**DATA TO USE**:
......

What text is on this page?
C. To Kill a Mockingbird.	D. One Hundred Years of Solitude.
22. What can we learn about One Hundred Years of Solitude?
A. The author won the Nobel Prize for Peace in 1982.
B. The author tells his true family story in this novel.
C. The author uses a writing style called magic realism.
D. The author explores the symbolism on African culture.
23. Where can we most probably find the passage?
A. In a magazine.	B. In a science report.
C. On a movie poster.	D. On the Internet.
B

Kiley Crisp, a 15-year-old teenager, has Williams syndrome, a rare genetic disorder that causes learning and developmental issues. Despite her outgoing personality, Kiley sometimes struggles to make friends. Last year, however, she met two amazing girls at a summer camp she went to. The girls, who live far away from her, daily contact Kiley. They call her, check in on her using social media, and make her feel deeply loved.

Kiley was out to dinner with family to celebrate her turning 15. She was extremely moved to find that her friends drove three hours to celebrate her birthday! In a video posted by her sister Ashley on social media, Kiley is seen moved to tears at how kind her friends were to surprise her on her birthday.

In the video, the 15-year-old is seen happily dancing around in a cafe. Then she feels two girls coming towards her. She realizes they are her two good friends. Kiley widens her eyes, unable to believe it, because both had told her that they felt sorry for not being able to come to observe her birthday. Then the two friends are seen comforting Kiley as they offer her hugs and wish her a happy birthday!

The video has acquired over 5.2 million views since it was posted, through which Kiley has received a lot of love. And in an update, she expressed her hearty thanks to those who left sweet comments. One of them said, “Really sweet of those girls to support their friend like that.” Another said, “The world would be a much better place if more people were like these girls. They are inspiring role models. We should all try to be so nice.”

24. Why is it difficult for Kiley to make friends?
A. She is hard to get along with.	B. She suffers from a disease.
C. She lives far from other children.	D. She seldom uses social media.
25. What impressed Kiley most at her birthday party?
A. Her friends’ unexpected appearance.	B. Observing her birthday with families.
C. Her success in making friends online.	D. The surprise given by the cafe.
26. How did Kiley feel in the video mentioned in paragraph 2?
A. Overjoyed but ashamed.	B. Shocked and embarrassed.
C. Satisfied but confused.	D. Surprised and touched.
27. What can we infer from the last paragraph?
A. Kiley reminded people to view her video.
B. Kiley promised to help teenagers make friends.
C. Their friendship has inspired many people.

......

Exact copies of all the records are required.

**SOLUTION TO THE PROBLEM**:
What text is on this page?
C. To Kill a Mockingbird.	D. One Hundred Years of Solitude.
22. What can we learn about One Hundred Years of Solitude?
A. The author won the Nobel Prize for Peace in 1982.
B. The author tells his true family story in this novel.
C. The author uses a writing style called magic realism.
D. The author explores the symbolism on African culture.
23. Where can we most probably find the passage?
A. In a magazine.	B. In a science report.
C. On a movie poster.	D. On the Internet.
B

Kiley Crisp, a 15-year-old teenager, has Williams syndrome, a rare genetic disorder that causes learning and developmental issues. Despite her outgoing personality, Kiley sometimes struggles to make friends. Last year, however, she met two amazing girls at a summer camp she went to. The girls, who live far away from her, daily contact Kiley. They call her, check in on her using social media, and make her feel deeply loved.

Kiley was out to dinner with family to celebrate her turning 15. She was extremely moved to find that her friends drove three hours to celebrate her birthday! In a video posted by her sister Ashley on social media, Kiley is seen moved to tears at how kind her friends were to surprise her on her birthday.

In the video, the 15-year-old is seen happily dancing around in a cafe. Then she feels two girls coming towards her. She realizes they are her two good friends. Kiley widens her eyes, unable to believe it, because both had told her that they felt sorry for not being able to come to observe her birthday. Then the two friends are seen comforting Kiley as they offer her hugs and wish her a happy birthday!

The video has acquired over 5.2 million views since it was posted, through which Kiley has received a lot of love. And in an update, she expressed her hearty thanks to those who left sweet comments. One of them said, “Really sweet of those girls to support their friend like that.” Another said, “The world would be a much better place if more people were like these girls. They are inspiring role models. We should all try to be so nice.”

24. Why is it difficult for Kiley to make friends?
A. She is hard to get along with.	B. She suffers from a disease.
C. She lives far from other children.	D. She seldom uses social media.
25. What impressed Kiley most at her birthday party?
A. Her friends’ unexpected appearance.	B. Observing her birthday with families.
C. Her success in making friends online.	D. The surprise given by the cafe.
26. How did Kiley feel in the video mentioned in paragraph 2?
A. Overjoyed but ashamed.	B. Shocked and embarrassed.
C. Satisfied but confused.	D. Surprised and touched.
27. What can we infer from the last paragraph?
A. Kiley reminded people to view her video.
B. Kiley promised to help teenagers make friends.
C. Their friendship has inspired many people.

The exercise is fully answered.